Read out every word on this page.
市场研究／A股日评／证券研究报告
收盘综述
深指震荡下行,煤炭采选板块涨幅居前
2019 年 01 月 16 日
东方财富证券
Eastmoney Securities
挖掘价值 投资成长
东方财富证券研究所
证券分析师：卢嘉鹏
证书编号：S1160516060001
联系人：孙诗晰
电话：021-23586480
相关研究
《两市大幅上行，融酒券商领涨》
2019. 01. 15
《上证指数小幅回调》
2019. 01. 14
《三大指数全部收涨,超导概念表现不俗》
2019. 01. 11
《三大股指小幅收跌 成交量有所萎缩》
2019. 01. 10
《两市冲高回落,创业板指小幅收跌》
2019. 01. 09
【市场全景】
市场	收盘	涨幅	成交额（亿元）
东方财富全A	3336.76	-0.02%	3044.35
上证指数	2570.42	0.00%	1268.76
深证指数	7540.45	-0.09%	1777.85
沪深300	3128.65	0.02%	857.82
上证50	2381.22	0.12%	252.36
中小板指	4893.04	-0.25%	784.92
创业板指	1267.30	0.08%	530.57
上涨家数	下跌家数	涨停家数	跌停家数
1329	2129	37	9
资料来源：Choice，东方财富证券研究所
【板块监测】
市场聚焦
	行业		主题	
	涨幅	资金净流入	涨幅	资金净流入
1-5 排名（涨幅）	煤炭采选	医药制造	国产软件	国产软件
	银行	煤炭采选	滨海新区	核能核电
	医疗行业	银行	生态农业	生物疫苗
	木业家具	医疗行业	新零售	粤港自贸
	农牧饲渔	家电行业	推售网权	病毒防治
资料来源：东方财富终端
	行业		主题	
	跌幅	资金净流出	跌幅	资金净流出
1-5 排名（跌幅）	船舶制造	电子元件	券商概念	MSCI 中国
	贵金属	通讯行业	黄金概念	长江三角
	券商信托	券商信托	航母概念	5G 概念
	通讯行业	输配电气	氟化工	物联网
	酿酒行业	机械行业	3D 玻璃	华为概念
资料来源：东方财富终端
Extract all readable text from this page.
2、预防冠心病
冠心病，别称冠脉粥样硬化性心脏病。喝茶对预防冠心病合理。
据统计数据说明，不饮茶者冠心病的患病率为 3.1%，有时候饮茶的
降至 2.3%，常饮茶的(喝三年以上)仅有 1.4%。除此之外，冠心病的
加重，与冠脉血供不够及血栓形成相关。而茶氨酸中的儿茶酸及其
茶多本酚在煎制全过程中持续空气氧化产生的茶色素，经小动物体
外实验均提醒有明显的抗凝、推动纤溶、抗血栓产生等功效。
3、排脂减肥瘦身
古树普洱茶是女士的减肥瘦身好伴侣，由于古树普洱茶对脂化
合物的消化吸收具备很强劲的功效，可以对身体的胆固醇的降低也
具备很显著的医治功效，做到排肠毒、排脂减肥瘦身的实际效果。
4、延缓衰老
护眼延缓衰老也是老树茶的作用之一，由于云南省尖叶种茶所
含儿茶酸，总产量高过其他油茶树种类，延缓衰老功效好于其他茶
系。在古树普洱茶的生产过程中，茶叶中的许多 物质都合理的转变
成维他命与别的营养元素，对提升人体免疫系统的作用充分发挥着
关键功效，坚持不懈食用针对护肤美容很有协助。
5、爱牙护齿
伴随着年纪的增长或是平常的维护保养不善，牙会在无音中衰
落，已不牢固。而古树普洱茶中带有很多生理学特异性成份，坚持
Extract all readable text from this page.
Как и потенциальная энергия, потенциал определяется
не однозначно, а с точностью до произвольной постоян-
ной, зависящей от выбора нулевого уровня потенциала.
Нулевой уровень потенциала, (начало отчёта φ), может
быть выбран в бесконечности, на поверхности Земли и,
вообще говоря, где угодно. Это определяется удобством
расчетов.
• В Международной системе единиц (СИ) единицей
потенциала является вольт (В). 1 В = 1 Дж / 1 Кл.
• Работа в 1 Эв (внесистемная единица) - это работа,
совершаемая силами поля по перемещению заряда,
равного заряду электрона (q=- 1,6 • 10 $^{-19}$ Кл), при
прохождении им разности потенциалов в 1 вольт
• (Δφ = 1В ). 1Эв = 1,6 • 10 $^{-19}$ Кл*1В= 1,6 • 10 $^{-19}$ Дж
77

### INSTRUCTIONS FOR THE TASK
Give nothing but the count of lines in the listing above that hold the string "вольт".

### CORRECT RESPONSE
2